WHAT IS BEING ASKED – Output every record below exactly as it appears.

THE DATA –
***

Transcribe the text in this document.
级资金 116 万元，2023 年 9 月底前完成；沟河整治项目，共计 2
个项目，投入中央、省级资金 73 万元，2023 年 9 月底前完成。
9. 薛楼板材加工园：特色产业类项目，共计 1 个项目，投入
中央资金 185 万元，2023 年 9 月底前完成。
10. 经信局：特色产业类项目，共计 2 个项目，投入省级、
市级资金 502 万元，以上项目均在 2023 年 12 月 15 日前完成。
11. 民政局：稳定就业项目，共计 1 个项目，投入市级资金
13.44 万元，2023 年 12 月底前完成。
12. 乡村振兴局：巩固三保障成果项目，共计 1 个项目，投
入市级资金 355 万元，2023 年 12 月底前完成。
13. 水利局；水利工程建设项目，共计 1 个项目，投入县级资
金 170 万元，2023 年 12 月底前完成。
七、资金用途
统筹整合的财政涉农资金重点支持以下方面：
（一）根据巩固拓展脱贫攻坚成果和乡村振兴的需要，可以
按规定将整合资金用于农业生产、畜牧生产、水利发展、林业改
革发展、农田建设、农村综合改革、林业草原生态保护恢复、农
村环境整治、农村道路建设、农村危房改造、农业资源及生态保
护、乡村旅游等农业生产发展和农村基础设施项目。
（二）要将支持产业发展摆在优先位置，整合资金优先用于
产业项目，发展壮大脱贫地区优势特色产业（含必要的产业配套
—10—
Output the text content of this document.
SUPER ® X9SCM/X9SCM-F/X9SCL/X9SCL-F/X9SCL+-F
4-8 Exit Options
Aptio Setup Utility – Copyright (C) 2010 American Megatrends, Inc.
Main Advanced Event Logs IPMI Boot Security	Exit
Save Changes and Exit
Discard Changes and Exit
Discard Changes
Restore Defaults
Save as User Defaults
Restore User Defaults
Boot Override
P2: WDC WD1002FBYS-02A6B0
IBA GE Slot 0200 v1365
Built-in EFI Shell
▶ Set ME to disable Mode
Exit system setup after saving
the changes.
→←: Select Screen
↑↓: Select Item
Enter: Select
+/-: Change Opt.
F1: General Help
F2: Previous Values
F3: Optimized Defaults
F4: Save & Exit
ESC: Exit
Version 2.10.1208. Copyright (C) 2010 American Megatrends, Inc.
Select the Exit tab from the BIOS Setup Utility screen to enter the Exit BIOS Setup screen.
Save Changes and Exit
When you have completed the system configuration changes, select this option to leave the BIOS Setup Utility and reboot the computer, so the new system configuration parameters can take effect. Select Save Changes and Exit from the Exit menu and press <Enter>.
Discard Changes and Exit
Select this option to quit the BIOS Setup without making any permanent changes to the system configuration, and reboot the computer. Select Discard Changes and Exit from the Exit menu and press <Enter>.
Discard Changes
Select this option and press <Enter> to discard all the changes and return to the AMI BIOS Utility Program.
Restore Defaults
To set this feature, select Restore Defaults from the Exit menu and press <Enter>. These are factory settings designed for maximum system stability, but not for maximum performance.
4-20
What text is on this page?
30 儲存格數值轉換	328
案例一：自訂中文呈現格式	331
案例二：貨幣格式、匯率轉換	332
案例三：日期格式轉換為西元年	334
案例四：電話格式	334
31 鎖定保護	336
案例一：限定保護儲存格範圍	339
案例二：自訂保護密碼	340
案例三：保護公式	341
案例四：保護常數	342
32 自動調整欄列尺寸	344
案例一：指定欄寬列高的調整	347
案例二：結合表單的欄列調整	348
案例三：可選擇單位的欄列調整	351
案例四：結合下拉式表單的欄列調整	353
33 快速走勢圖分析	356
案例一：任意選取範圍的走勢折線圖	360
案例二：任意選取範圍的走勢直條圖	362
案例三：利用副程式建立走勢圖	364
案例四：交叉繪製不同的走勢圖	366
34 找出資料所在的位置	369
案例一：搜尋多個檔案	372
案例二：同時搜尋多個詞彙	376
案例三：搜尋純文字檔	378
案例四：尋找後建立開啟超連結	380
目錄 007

***

WRITTEN RESPONSE –
Transcribe the text in this document.
级资金 116 万元，2023 年 9 月底前完成；沟河整治项目，共计 2
个项目，投入中央、省级资金 73 万元，2023 年 9 月底前完成。
9. 薛楼板材加工园：特色产业类项目，共计 1 个项目，投入
中央资金 185 万元，2023 年 9 月底前完成。
10. 经信局：特色产业类项目，共计 2 个项目，投入省级、
市级资金 502 万元，以上项目均在 2023 年 12 月 15 日前完成。
11. 民政局：稳定就业项目，共计 1 个项目，投入市级资金
13.44 万元，2023 年 12 月底前完成。
12. 乡村振兴局：巩固三保障成果项目，共计 1 个项目，投
入市级资金 355 万元，2023 年 12 月底前完成。
13. 水利局；水利工程建设项目，共计 1 个项目，投入县级资
金 170 万元，2023 年 12 月底前完成。
七、资金用途
统筹整合的财政涉农资金重点支持以下方面：
（一）根据巩固拓展脱贫攻坚成果和乡村振兴的需要，可以
按规定将整合资金用于农业生产、畜牧生产、水利发展、林业改
革发展、农田建设、农村综合改革、林业草原生态保护恢复、农
村环境整治、农村道路建设、农村危房改造、农业资源及生态保
护、乡村旅游等农业生产发展和农村基础设施项目。
（二）要将支持产业发展摆在优先位置，整合资金优先用于
产业项目，发展壮大脱贫地区优势特色产业（含必要的产业配套
—10—
Output the text content of this document.
SUPER ® X9SCM/X9SCM-F/X9SCL/X9SCL-F/X9SCL+-F
4-8 Exit Options
Aptio Setup Utility – Copyright (C) 2010 American Megatrends, Inc.
Main Advanced Event Logs IPMI Boot Security	Exit
Save Changes and Exit
Discard Changes and Exit
Discard Changes
Restore Defaults
Save as User Defaults
Restore User Defaults
Boot Override
P2: WDC WD1002FBYS-02A6B0
IBA GE Slot 0200 v1365
Built-in EFI Shell
▶ Set ME to disable Mode
Exit system setup after saving
the changes.
→←: Select Screen
↑↓: Select Item
Enter: Select
+/-: Change Opt.
F1: General Help
F2: Previous Values
F3: Optimized Defaults
F4: Save & Exit
ESC: Exit
Version 2.10.1208. Copyright (C) 2010 American Megatrends, Inc.
Select the Exit tab from the BIOS Setup Utility screen to enter the Exit BIOS Setup screen.
Save Changes and Exit
When you have completed the system configuration changes, select this option to leave the BIOS Setup Utility and reboot the computer, so the new system configuration parameters can take effect. Select Save Changes and Exit from the Exit menu and press <Enter>.
Discard Changes and Exit
Select this option to quit the BIOS Setup without making any permanent changes to the system configuration, and reboot the computer. Select Discard Changes and Exit from the Exit menu and press <Enter>.
Discard Changes
Select this option and press <Enter> to discard all the changes and return to the AMI BIOS Utility Program.
Restore Defaults
To set this feature, select Restore Defaults from the Exit menu and press <Enter>. These are factory settings designed for maximum system stability, but not for maximum performance.
4-20
What text is on this page?
30 儲存格數值轉換	328
案例一：自訂中文呈現格式	331
案例二：貨幣格式、匯率轉換	332
案例三：日期格式轉換為西元年	334
案例四：電話格式	334
31 鎖定保護	336
案例一：限定保護儲存格範圍	339
案例二：自訂保護密碼	340
案例三：保護公式	341
案例四：保護常數	342
32 自動調整欄列尺寸	344
案例一：指定欄寬列高的調整	347
案例二：結合表單的欄列調整	348
案例三：可選擇單位的欄列調整	351
案例四：結合下拉式表單的欄列調整	353
33 快速走勢圖分析	356
案例一：任意選取範圍的走勢折線圖	360
案例二：任意選取範圍的走勢直條圖	362
案例三：利用副程式建立走勢圖	364
案例四：交叉繪製不同的走勢圖	366
34 找出資料所在的位置	369
案例一：搜尋多個檔案	372
案例二：同時搜尋多個詞彙	376
案例三：搜尋純文字檔	378
案例四：尋找後建立開啟超連結	380
目錄 007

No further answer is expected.